## START

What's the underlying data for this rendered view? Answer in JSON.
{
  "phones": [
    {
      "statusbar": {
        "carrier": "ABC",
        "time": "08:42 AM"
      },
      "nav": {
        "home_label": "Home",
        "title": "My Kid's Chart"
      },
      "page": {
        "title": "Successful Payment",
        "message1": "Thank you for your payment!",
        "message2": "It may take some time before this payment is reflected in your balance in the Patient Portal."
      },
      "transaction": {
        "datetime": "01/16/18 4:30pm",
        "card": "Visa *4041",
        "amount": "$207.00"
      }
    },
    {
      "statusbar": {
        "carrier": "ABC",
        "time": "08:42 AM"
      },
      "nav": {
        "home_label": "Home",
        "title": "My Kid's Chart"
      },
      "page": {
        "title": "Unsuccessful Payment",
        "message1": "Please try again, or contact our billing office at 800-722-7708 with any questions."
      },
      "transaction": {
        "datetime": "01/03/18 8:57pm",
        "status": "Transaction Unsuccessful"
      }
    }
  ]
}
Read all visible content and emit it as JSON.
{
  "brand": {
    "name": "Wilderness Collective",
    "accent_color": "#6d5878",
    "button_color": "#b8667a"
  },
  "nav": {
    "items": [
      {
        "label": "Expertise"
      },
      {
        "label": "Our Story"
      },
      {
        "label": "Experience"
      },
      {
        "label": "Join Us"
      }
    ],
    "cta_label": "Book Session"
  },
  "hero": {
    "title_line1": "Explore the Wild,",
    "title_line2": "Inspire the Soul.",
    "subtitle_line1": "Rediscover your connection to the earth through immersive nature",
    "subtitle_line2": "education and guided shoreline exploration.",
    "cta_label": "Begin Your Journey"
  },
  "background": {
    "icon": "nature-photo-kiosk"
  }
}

## END

What you will do
Write every entry out again exactly.

Output below
What's the underlying data for this rendered view? Answer in JSON.
{
  "phones": [
    {
      "statusbar": {
        "carrier": "ABC",
        "time": "08:42 AM"
      },
      "nav": {
        "home_label": "Home",
        "title": "My Kid's Chart"
      },
      "page": {
        "title": "Successful Payment",
        "message1": "Thank you for your payment!",
        "message2": "It may take some time before this payment is reflected in your balance in the Patient Portal."
      },
      "transaction": {
        "datetime": "01/16/18 4:30pm",
        "card": "Visa *4041",
        "amount": "$207.00"
      }
    },
    {
      "statusbar": {
        "carrier": "ABC",
        "time": "08:42 AM"
      },
      "nav": {
        "home_label": "Home",
        "title": "My Kid's Chart"
      },
      "page": {
        "title": "Unsuccessful Payment",
        "message1": "Please try again, or contact our billing office at 800-722-7708 with any questions."
      },
      "transaction": {
        "datetime": "01/03/18 8:57pm",
        "status": "Transaction Unsuccessful"
      }
    }
  ]
}
Read all visible content and emit it as JSON.
{
  "brand": {
    "name": "Wilderness Collective",
    "accent_color": "#6d5878",
    "button_color": "#b8667a"
  },
  "nav": {
    "items": [
      {
        "label": "Expertise"
      },
      {
        "label": "Our Story"
      },
      {
        "label": "Experience"
      },
      {
        "label": "Join Us"
      }
    ],
    "cta_label": "Book Session"
  },
  "hero": {
    "title_line1": "Explore the Wild,",
    "title_line2": "Inspire the Soul.",
    "subtitle_line1": "Rediscover your connection to the earth through immersive nature",
    "subtitle_line2": "education and guided shoreline exploration.",
    "cta_label": "Begin Your Journey"
  },
  "background": {
    "icon": "nature-photo-kiosk"
  }
}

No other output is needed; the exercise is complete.